··· Supplied material

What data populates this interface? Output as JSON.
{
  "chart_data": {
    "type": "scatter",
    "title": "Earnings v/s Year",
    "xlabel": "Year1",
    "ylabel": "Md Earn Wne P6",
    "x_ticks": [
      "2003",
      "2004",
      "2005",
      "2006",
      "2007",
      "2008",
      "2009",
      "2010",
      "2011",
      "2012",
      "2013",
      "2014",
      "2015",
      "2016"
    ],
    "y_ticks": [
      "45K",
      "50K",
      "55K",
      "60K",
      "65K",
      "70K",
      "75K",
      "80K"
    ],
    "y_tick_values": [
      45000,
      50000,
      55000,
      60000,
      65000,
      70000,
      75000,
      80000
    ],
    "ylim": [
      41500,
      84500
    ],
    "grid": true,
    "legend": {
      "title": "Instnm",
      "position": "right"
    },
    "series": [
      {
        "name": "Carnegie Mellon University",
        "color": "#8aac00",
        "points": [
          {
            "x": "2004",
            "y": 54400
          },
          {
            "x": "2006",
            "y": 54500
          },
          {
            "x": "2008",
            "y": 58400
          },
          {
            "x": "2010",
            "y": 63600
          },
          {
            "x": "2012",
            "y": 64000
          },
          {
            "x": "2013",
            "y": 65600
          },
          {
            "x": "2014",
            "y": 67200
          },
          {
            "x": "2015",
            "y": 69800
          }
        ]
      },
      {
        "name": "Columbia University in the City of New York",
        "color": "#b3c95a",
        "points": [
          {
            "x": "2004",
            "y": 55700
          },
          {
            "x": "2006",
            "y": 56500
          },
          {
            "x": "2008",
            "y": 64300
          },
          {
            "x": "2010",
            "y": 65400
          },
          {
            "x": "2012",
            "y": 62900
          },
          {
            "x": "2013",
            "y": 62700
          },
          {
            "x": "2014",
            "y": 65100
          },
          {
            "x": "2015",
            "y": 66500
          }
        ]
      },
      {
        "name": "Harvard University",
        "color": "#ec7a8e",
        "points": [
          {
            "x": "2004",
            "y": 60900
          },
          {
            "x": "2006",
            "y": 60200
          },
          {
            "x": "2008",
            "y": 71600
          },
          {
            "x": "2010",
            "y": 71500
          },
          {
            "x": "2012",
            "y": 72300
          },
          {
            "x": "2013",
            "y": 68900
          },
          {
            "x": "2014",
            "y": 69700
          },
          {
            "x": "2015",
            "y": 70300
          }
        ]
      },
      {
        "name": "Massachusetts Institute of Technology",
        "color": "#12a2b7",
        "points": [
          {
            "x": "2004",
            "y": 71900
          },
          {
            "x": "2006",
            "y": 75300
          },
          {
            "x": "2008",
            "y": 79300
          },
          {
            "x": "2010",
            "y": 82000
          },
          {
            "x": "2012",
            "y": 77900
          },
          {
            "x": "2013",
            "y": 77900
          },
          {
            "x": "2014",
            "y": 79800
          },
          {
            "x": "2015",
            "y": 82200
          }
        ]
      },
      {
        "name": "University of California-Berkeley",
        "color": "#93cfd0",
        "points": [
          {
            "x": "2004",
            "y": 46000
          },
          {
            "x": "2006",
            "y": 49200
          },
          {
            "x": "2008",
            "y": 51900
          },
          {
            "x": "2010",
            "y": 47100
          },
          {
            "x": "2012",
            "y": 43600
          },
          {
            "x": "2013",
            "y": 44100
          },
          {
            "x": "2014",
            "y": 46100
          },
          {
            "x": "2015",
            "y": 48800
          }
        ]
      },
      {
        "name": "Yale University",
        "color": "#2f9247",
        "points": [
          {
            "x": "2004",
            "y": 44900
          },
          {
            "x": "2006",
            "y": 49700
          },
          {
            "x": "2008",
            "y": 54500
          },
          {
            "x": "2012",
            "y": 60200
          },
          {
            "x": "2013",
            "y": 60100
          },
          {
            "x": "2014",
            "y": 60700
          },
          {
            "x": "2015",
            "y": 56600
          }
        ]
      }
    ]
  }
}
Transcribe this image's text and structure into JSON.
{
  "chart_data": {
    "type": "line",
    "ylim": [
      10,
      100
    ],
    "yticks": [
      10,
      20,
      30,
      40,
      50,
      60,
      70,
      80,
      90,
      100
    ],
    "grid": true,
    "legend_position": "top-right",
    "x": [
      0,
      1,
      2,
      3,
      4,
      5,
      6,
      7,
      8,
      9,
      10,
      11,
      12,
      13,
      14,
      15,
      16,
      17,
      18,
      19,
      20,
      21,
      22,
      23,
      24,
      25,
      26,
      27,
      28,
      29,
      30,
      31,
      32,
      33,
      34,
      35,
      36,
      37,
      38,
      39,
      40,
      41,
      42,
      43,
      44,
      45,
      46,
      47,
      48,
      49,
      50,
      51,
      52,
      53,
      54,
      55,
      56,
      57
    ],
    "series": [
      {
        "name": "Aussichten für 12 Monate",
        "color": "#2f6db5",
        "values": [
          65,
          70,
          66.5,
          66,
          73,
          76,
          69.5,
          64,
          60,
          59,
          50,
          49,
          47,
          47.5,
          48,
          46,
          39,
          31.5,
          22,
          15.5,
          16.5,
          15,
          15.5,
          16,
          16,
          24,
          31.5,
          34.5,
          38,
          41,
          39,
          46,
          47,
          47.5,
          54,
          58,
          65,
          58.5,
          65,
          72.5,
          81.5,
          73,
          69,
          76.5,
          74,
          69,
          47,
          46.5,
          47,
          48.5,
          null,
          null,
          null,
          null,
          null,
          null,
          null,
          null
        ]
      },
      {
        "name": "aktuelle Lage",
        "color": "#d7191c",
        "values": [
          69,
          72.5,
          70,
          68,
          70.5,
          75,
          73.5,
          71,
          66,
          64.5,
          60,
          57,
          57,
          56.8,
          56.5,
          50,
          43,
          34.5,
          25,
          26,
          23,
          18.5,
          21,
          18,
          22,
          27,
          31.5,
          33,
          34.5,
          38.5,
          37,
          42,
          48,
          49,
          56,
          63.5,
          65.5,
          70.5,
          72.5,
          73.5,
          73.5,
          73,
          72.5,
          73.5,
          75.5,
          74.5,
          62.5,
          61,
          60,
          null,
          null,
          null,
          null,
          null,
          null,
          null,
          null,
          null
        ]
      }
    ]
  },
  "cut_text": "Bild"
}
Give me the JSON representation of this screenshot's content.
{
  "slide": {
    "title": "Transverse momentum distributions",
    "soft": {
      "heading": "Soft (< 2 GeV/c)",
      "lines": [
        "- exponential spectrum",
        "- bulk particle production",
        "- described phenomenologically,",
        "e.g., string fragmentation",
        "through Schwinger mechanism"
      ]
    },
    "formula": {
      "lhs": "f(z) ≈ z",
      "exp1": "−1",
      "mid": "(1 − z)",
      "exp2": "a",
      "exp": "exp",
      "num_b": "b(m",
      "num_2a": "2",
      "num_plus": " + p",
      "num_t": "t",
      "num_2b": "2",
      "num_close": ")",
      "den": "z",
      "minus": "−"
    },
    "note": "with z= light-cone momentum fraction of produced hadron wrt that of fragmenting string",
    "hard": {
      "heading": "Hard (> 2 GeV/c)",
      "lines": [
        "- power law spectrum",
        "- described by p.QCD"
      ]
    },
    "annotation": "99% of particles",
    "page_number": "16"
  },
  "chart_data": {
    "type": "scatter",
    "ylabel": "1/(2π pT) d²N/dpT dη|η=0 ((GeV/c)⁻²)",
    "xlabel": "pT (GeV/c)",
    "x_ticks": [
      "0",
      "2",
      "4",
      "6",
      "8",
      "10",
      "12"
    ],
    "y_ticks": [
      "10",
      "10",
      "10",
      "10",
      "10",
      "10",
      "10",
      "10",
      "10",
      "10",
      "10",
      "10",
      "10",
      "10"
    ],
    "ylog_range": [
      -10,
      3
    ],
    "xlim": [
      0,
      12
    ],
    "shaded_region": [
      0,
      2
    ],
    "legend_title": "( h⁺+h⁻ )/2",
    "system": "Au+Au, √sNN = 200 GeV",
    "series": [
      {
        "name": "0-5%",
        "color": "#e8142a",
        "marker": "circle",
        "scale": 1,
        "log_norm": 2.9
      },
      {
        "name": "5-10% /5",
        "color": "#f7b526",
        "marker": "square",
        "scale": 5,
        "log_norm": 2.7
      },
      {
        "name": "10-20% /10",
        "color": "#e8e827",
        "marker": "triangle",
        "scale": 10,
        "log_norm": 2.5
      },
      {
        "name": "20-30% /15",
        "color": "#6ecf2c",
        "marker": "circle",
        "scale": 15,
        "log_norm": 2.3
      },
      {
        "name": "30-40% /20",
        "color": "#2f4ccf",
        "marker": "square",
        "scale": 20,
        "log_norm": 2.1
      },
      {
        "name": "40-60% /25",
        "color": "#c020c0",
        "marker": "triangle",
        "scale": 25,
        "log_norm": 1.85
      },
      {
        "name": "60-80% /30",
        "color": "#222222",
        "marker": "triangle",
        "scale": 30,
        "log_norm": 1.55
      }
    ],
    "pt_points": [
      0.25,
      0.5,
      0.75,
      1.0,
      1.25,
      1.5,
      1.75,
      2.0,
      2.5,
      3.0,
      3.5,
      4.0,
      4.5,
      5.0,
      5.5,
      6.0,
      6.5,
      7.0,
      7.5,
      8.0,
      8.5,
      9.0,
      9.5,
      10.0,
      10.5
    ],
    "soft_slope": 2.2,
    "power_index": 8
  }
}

······

Search the entries for the word "spectrum", then gather every line that has it.

        "- exponential spectrum",
        "- power law spectrum",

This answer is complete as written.